What is asked:
Restate each entry word for word, leaving nothing out.

** begin Material provided **

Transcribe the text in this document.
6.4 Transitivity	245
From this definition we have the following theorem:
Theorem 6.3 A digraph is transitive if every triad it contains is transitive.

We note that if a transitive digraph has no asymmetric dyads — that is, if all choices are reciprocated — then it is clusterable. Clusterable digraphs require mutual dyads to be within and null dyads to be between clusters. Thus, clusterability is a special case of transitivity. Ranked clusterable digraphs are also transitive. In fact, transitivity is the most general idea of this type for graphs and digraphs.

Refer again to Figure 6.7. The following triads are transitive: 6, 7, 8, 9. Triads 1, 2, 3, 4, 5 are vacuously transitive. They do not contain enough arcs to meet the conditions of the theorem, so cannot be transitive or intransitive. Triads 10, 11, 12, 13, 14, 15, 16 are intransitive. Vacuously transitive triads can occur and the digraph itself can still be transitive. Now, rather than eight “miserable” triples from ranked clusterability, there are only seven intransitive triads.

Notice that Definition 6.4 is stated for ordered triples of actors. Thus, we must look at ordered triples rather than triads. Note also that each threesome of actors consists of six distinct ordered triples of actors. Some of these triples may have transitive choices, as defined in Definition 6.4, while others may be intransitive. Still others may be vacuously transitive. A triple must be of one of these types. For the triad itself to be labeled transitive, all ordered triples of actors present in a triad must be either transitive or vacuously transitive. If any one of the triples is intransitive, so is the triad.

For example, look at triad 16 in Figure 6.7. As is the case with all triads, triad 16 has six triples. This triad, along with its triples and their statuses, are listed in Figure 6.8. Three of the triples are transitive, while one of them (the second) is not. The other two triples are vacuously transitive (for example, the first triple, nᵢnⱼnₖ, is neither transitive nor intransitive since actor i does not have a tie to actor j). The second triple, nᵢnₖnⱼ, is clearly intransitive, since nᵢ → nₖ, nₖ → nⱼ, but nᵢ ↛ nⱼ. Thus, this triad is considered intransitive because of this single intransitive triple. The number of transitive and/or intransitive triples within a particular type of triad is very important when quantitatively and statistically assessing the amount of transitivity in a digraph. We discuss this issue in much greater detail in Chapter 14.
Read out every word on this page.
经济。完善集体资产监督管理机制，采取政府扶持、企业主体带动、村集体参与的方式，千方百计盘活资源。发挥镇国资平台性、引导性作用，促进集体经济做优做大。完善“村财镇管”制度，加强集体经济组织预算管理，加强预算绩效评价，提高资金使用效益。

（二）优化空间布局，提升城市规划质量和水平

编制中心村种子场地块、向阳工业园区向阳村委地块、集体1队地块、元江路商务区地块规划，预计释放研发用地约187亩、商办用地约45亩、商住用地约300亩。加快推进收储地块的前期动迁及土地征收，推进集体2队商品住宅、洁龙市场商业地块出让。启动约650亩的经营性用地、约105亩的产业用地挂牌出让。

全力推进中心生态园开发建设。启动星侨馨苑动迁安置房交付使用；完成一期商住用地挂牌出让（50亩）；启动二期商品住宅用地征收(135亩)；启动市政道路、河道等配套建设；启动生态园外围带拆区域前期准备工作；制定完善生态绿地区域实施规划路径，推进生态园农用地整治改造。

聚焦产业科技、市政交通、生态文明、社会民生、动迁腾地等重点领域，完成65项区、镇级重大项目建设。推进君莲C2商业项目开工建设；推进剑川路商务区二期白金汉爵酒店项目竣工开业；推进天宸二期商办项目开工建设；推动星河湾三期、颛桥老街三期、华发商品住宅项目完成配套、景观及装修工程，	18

** end Material provided **

Written response:
Transcribe the text in this document.
6.4 Transitivity	245
From this definition we have the following theorem:
Theorem 6.3 A digraph is transitive if every triad it contains is transitive.

We note that if a transitive digraph has no asymmetric dyads — that is, if all choices are reciprocated — then it is clusterable. Clusterable digraphs require mutual dyads to be within and null dyads to be between clusters. Thus, clusterability is a special case of transitivity. Ranked clusterable digraphs are also transitive. In fact, transitivity is the most general idea of this type for graphs and digraphs.

Refer again to Figure 6.7. The following triads are transitive: 6, 7, 8, 9. Triads 1, 2, 3, 4, 5 are vacuously transitive. They do not contain enough arcs to meet the conditions of the theorem, so cannot be transitive or intransitive. Triads 10, 11, 12, 13, 14, 15, 16 are intransitive. Vacuously transitive triads can occur and the digraph itself can still be transitive. Now, rather than eight “miserable” triples from ranked clusterability, there are only seven intransitive triads.

Notice that Definition 6.4 is stated for ordered triples of actors. Thus, we must look at ordered triples rather than triads. Note also that each threesome of actors consists of six distinct ordered triples of actors. Some of these triples may have transitive choices, as defined in Definition 6.4, while others may be intransitive. Still others may be vacuously transitive. A triple must be of one of these types. For the triad itself to be labeled transitive, all ordered triples of actors present in a triad must be either transitive or vacuously transitive. If any one of the triples is intransitive, so is the triad.

For example, look at triad 16 in Figure 6.7. As is the case with all triads, triad 16 has six triples. This triad, along with its triples and their statuses, are listed in Figure 6.8. Three of the triples are transitive, while one of them (the second) is not. The other two triples are vacuously transitive (for example, the first triple, nᵢnⱼnₖ, is neither transitive nor intransitive since actor i does not have a tie to actor j). The second triple, nᵢnₖnⱼ, is clearly intransitive, since nᵢ → nₖ, nₖ → nⱼ, but nᵢ ↛ nⱼ. Thus, this triad is considered intransitive because of this single intransitive triple. The number of transitive and/or intransitive triples within a particular type of triad is very important when quantitatively and statistically assessing the amount of transitivity in a digraph. We discuss this issue in much greater detail in Chapter 14.
Read out every word on this page.
经济。完善集体资产监督管理机制，采取政府扶持、企业主体带动、村集体参与的方式，千方百计盘活资源。发挥镇国资平台性、引导性作用，促进集体经济做优做大。完善“村财镇管”制度，加强集体经济组织预算管理，加强预算绩效评价，提高资金使用效益。

（二）优化空间布局，提升城市规划质量和水平

编制中心村种子场地块、向阳工业园区向阳村委地块、集体1队地块、元江路商务区地块规划，预计释放研发用地约187亩、商办用地约45亩、商住用地约300亩。加快推进收储地块的前期动迁及土地征收，推进集体2队商品住宅、洁龙市场商业地块出让。启动约650亩的经营性用地、约105亩的产业用地挂牌出让。

全力推进中心生态园开发建设。启动星侨馨苑动迁安置房交付使用；完成一期商住用地挂牌出让（50亩）；启动二期商品住宅用地征收(135亩)；启动市政道路、河道等配套建设；启动生态园外围带拆区域前期准备工作；制定完善生态绿地区域实施规划路径，推进生态园农用地整治改造。

聚焦产业科技、市政交通、生态文明、社会民生、动迁腾地等重点领域，完成65项区、镇级重大项目建设。推进君莲C2商业项目开工建设；推进剑川路商务区二期白金汉爵酒店项目竣工开业；推进天宸二期商办项目开工建设；推动星河湾三期、颛桥老街三期、华发商品住宅项目完成配套、景观及装修工程，	18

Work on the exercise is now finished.